> Dataset excerpts:

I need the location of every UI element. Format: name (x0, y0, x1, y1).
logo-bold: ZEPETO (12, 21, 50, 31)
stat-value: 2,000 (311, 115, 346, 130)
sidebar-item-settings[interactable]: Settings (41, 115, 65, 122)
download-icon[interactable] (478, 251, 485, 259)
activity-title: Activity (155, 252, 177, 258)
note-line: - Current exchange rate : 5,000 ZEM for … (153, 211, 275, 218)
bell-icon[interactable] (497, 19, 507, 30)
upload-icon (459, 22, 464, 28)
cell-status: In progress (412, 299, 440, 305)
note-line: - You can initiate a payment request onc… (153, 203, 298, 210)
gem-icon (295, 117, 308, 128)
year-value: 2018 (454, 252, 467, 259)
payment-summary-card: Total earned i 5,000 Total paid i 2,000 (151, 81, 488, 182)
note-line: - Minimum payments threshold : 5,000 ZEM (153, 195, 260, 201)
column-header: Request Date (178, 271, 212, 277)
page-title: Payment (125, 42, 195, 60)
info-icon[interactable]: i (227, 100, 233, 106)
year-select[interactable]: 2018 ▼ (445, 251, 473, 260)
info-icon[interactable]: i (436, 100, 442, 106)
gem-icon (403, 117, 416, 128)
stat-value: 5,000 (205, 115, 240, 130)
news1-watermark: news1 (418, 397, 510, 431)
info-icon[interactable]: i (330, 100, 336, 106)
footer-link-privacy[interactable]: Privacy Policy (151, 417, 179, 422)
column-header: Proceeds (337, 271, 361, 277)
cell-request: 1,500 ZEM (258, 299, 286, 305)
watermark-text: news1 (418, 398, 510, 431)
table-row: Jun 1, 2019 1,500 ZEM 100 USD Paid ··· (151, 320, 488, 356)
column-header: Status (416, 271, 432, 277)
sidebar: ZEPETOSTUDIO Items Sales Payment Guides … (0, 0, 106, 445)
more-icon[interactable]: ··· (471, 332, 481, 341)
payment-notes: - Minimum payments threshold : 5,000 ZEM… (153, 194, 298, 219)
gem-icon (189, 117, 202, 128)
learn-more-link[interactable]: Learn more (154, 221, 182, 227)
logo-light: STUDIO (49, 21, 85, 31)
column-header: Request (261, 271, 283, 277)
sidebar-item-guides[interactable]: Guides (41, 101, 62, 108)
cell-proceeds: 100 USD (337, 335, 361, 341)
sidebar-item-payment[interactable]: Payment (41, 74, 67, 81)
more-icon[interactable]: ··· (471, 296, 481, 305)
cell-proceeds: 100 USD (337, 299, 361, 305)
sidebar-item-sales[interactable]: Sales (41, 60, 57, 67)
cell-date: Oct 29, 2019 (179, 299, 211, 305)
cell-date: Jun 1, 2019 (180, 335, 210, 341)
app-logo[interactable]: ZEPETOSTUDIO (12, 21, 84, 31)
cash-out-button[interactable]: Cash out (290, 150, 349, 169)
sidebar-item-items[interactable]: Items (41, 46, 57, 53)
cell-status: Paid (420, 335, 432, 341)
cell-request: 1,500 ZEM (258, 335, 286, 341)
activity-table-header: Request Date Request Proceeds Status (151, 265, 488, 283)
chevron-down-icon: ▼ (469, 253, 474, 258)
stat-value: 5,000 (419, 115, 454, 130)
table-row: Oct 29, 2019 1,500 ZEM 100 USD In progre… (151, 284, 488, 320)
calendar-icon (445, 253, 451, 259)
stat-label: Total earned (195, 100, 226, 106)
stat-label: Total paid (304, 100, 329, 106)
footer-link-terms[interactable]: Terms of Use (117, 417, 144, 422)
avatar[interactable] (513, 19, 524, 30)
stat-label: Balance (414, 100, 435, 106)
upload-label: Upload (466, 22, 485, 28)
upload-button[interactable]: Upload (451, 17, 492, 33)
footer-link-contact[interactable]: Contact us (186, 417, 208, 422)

> Work instructions: Please reproduce every line of the entries above verbatim, with no changes, additions, or omissions.

> Exercise output:
I need the location of every UI element. Format: name (x0, y0, x1, y1).
logo-bold: ZEPETO (12, 21, 50, 31)
stat-value: 2,000 (311, 115, 346, 130)
sidebar-item-settings[interactable]: Settings (41, 115, 65, 122)
download-icon[interactable] (478, 251, 485, 259)
activity-title: Activity (155, 252, 177, 258)
note-line: - Current exchange rate : 5,000 ZEM for … (153, 211, 275, 218)
bell-icon[interactable] (497, 19, 507, 30)
upload-icon (459, 22, 464, 28)
cell-status: In progress (412, 299, 440, 305)
note-line: - You can initiate a payment request onc… (153, 203, 298, 210)
gem-icon (295, 117, 308, 128)
year-value: 2018 (454, 252, 467, 259)
payment-summary-card: Total earned i 5,000 Total paid i 2,000 (151, 81, 488, 182)
note-line: - Minimum payments threshold : 5,000 ZEM (153, 195, 260, 201)
column-header: Request Date (178, 271, 212, 277)
page-title: Payment (125, 42, 195, 60)
info-icon[interactable]: i (227, 100, 233, 106)
year-select[interactable]: 2018 ▼ (445, 251, 473, 260)
info-icon[interactable]: i (436, 100, 442, 106)
gem-icon (403, 117, 416, 128)
stat-value: 5,000 (205, 115, 240, 130)
news1-watermark: news1 (418, 397, 510, 431)
info-icon[interactable]: i (330, 100, 336, 106)
footer-link-privacy[interactable]: Privacy Policy (151, 417, 179, 422)
column-header: Proceeds (337, 271, 361, 277)
cell-request: 1,500 ZEM (258, 299, 286, 305)
watermark-text: news1 (418, 398, 510, 431)
table-row: Jun 1, 2019 1,500 ZEM 100 USD Paid ··· (151, 320, 488, 356)
column-header: Status (416, 271, 432, 277)
sidebar: ZEPETOSTUDIO Items Sales Payment Guides … (0, 0, 106, 445)
more-icon[interactable]: ··· (471, 332, 481, 341)
payment-notes: - Minimum payments threshold : 5,000 ZEM… (153, 194, 298, 219)
gem-icon (189, 117, 202, 128)
learn-more-link[interactable]: Learn more (154, 221, 182, 227)
logo-light: STUDIO (49, 21, 85, 31)
column-header: Request (261, 271, 283, 277)
sidebar-item-guides[interactable]: Guides (41, 101, 62, 108)
cell-proceeds: 100 USD (337, 335, 361, 341)
sidebar-item-payment[interactable]: Payment (41, 74, 67, 81)
more-icon[interactable]: ··· (471, 296, 481, 305)
cell-proceeds: 100 USD (337, 299, 361, 305)
sidebar-item-sales[interactable]: Sales (41, 60, 57, 67)
cell-date: Oct 29, 2019 (179, 299, 211, 305)
cell-date: Jun 1, 2019 (180, 335, 210, 341)
app-logo[interactable]: ZEPETOSTUDIO (12, 21, 84, 31)
cash-out-button[interactable]: Cash out (290, 150, 349, 169)
sidebar-item-items[interactable]: Items (41, 46, 57, 53)
cell-status: Paid (420, 335, 432, 341)
cell-request: 1,500 ZEM (258, 335, 286, 341)
activity-table-header: Request Date Request Proceeds Status (151, 265, 488, 283)
chevron-down-icon: ▼ (469, 253, 474, 258)
stat-value: 5,000 (419, 115, 454, 130)
table-row: Oct 29, 2019 1,500 ZEM 100 USD In progre… (151, 284, 488, 320)
calendar-icon (445, 253, 451, 259)
stat-label: Total earned (195, 100, 226, 106)
stat-label: Total paid (304, 100, 329, 106)
footer-link-terms[interactable]: Terms of Use (117, 417, 144, 422)
avatar[interactable] (513, 19, 524, 30)
stat-label: Balance (414, 100, 435, 106)
upload-label: Upload (466, 22, 485, 28)
upload-button[interactable]: Upload (451, 17, 492, 33)
footer-link-contact[interactable]: Contact us (186, 417, 208, 422)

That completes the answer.